------ SUPPLIED INFORMATION ------

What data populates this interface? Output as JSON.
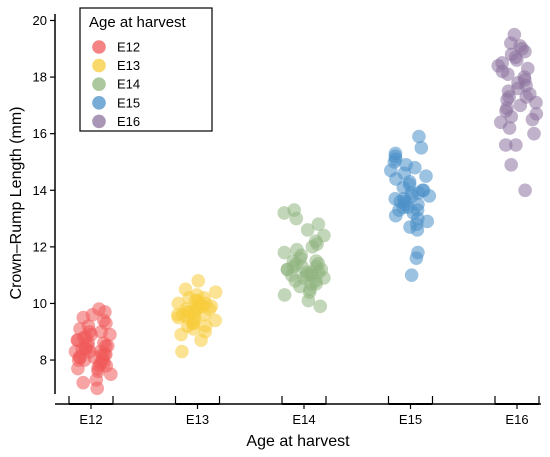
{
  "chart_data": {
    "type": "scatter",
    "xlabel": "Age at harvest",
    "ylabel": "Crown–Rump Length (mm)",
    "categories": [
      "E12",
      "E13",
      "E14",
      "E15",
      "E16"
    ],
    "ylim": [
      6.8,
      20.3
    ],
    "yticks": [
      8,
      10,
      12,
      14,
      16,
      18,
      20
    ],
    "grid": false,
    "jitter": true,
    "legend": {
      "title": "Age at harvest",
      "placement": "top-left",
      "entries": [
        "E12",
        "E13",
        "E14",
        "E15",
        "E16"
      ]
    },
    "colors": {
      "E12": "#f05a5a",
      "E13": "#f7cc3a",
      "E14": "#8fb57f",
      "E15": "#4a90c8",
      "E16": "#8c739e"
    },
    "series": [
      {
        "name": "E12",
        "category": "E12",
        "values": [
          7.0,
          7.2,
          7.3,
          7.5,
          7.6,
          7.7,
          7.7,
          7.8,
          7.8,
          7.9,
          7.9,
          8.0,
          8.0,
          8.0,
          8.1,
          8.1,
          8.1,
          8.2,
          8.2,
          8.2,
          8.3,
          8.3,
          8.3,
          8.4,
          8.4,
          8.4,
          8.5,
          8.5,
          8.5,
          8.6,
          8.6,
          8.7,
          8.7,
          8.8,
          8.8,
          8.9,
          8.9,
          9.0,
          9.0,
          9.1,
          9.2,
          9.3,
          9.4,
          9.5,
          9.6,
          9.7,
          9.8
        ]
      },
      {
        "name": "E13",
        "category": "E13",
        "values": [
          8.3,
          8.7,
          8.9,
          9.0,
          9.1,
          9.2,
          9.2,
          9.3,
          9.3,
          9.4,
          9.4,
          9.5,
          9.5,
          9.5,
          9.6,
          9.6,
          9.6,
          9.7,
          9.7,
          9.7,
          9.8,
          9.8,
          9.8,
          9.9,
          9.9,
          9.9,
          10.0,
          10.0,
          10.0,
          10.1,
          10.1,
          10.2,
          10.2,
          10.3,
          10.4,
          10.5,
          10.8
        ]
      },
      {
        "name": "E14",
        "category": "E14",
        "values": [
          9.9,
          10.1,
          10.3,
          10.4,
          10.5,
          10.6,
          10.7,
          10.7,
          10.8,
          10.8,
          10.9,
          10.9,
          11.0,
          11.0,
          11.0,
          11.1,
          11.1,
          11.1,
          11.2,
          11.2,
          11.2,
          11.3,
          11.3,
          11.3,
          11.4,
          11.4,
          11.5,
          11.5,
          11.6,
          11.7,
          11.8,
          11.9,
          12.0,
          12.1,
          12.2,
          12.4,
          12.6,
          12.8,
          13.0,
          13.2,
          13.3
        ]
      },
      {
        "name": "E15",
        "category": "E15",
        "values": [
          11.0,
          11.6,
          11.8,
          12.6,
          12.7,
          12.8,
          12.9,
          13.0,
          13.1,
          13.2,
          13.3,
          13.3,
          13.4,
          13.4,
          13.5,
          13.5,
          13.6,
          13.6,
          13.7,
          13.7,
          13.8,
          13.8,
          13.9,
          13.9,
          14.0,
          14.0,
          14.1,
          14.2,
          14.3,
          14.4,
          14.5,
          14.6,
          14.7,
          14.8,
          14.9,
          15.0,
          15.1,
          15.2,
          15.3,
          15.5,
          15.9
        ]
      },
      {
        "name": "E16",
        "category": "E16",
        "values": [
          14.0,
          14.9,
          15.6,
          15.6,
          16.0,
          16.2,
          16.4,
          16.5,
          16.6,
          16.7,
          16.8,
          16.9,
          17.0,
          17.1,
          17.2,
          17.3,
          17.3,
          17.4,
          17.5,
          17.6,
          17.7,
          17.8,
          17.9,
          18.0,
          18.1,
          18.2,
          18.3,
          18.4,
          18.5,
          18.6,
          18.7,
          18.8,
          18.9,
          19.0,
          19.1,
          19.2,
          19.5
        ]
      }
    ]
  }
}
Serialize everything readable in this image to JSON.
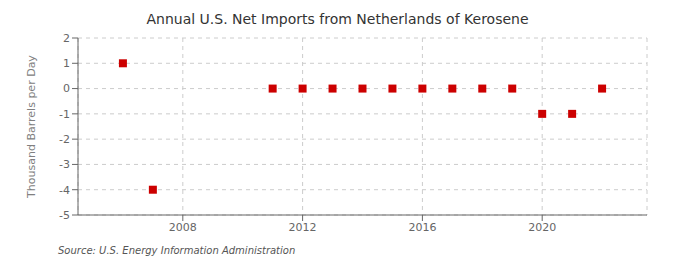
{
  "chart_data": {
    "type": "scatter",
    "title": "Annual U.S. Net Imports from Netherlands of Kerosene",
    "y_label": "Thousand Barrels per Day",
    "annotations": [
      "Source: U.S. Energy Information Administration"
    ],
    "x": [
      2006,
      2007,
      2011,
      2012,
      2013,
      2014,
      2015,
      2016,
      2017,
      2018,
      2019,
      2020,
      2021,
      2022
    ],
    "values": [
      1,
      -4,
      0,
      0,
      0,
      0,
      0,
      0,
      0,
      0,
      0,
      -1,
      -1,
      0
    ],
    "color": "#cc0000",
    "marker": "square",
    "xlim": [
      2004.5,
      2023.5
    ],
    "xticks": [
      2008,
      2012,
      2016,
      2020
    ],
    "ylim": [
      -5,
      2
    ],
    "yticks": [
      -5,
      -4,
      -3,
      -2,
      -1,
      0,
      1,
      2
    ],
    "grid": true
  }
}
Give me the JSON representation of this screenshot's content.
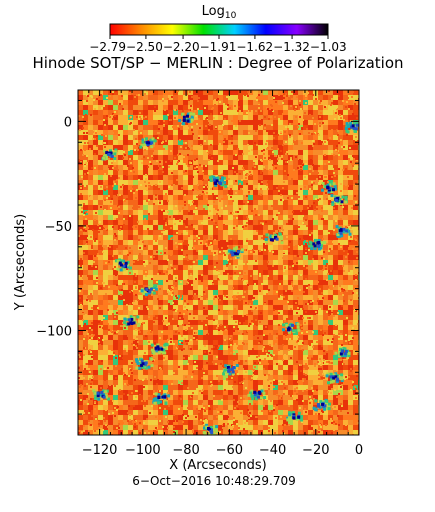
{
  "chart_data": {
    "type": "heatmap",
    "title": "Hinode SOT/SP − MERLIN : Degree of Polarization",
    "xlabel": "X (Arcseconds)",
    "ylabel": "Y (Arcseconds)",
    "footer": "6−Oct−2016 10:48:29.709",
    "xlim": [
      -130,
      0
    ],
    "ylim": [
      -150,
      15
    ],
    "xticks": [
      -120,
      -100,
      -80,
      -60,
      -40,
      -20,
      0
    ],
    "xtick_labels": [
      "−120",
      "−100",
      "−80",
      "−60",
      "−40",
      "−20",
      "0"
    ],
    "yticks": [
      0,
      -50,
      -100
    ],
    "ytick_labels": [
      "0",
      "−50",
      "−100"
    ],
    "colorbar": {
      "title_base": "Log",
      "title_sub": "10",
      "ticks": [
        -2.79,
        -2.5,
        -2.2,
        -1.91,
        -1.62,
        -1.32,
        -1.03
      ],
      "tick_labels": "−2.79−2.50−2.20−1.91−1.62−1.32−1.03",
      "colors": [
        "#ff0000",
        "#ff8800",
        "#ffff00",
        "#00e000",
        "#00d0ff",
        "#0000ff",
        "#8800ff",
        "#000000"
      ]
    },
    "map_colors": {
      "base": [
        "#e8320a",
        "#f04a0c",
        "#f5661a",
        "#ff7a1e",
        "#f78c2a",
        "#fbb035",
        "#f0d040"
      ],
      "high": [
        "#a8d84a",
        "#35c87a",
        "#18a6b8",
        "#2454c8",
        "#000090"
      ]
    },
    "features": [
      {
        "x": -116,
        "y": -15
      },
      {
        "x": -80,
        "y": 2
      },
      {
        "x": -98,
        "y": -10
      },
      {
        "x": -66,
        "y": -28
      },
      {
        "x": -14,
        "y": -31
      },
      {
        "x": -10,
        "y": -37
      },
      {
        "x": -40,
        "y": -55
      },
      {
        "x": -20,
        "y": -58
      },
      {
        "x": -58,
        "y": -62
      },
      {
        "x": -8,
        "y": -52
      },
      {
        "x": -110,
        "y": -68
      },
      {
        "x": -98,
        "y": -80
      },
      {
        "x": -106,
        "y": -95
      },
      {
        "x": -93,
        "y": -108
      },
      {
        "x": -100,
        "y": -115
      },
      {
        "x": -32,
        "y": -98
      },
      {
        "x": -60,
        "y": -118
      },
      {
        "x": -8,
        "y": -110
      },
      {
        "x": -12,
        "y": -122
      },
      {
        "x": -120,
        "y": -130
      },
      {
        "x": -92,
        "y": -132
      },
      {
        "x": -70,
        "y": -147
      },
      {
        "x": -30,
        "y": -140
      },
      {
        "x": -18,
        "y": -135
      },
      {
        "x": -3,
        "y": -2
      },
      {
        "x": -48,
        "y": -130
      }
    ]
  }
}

------

EXERCISE: Write down the number of lines where the word "JSON" appears, and nothing further.

FULL SOLUTION: 3